▸ Instruction
Exactly reproduce each record listed below.

▸ Exercise input
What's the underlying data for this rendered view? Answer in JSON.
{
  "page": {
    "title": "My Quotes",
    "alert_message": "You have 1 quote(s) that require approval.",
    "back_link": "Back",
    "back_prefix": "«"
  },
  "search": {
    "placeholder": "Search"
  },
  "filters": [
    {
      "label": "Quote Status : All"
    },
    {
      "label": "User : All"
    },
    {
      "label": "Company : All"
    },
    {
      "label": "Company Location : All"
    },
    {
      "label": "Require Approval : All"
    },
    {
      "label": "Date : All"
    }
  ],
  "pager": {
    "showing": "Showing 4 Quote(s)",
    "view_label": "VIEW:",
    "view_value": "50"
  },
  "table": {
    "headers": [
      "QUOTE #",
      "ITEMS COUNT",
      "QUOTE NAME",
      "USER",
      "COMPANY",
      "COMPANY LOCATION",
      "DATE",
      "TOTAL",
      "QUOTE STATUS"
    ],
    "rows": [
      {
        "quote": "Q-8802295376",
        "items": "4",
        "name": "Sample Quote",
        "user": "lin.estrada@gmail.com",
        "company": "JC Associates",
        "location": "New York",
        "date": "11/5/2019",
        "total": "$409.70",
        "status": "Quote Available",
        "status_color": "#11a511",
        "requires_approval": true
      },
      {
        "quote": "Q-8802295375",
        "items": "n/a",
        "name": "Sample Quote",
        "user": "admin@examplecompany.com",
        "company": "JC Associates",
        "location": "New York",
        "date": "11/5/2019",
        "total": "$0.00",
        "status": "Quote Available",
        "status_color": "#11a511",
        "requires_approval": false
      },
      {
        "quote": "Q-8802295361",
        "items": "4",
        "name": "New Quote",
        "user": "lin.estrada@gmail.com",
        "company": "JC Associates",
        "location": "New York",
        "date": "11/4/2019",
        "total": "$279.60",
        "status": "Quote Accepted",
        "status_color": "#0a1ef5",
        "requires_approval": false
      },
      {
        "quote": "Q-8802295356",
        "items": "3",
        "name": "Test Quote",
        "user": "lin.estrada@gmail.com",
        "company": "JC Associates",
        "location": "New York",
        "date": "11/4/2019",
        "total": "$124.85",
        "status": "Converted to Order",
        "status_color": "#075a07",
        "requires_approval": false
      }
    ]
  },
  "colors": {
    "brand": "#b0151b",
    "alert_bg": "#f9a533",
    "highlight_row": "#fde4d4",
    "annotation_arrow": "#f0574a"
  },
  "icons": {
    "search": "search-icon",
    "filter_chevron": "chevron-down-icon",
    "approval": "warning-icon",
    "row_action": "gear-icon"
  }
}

▸ Full solution
What's the underlying data for this rendered view? Answer in JSON.
{
  "page": {
    "title": "My Quotes",
    "alert_message": "You have 1 quote(s) that require approval.",
    "back_link": "Back",
    "back_prefix": "«"
  },
  "search": {
    "placeholder": "Search"
  },
  "filters": [
    {
      "label": "Quote Status : All"
    },
    {
      "label": "User : All"
    },
    {
      "label": "Company : All"
    },
    {
      "label": "Company Location : All"
    },
    {
      "label": "Require Approval : All"
    },
    {
      "label": "Date : All"
    }
  ],
  "pager": {
    "showing": "Showing 4 Quote(s)",
    "view_label": "VIEW:",
    "view_value": "50"
  },
  "table": {
    "headers": [
      "QUOTE #",
      "ITEMS COUNT",
      "QUOTE NAME",
      "USER",
      "COMPANY",
      "COMPANY LOCATION",
      "DATE",
      "TOTAL",
      "QUOTE STATUS"
    ],
    "rows": [
      {
        "quote": "Q-8802295376",
        "items": "4",
        "name": "Sample Quote",
        "user": "lin.estrada@gmail.com",
        "company": "JC Associates",
        "location": "New York",
        "date": "11/5/2019",
        "total": "$409.70",
        "status": "Quote Available",
        "status_color": "#11a511",
        "requires_approval": true
      },
      {
        "quote": "Q-8802295375",
        "items": "n/a",
        "name": "Sample Quote",
        "user": "admin@examplecompany.com",
        "company": "JC Associates",
        "location": "New York",
        "date": "11/5/2019",
        "total": "$0.00",
        "status": "Quote Available",
        "status_color": "#11a511",
        "requires_approval": false
      },
      {
        "quote": "Q-8802295361",
        "items": "4",
        "name": "New Quote",
        "user": "lin.estrada@gmail.com",
        "company": "JC Associates",
        "location": "New York",
        "date": "11/4/2019",
        "total": "$279.60",
        "status": "Quote Accepted",
        "status_color": "#0a1ef5",
        "requires_approval": false
      },
      {
        "quote": "Q-8802295356",
        "items": "3",
        "name": "Test Quote",
        "user": "lin.estrada@gmail.com",
        "company": "JC Associates",
        "location": "New York",
        "date": "11/4/2019",
        "total": "$124.85",
        "status": "Converted to Order",
        "status_color": "#075a07",
        "requires_approval": false
      }
    ]
  },
  "colors": {
    "brand": "#b0151b",
    "alert_bg": "#f9a533",
    "highlight_row": "#fde4d4",
    "annotation_arrow": "#f0574a"
  },
  "icons": {
    "search": "search-icon",
    "filter_chevron": "chevron-down-icon",
    "approval": "warning-icon",
    "row_action": "gear-icon"
  }
}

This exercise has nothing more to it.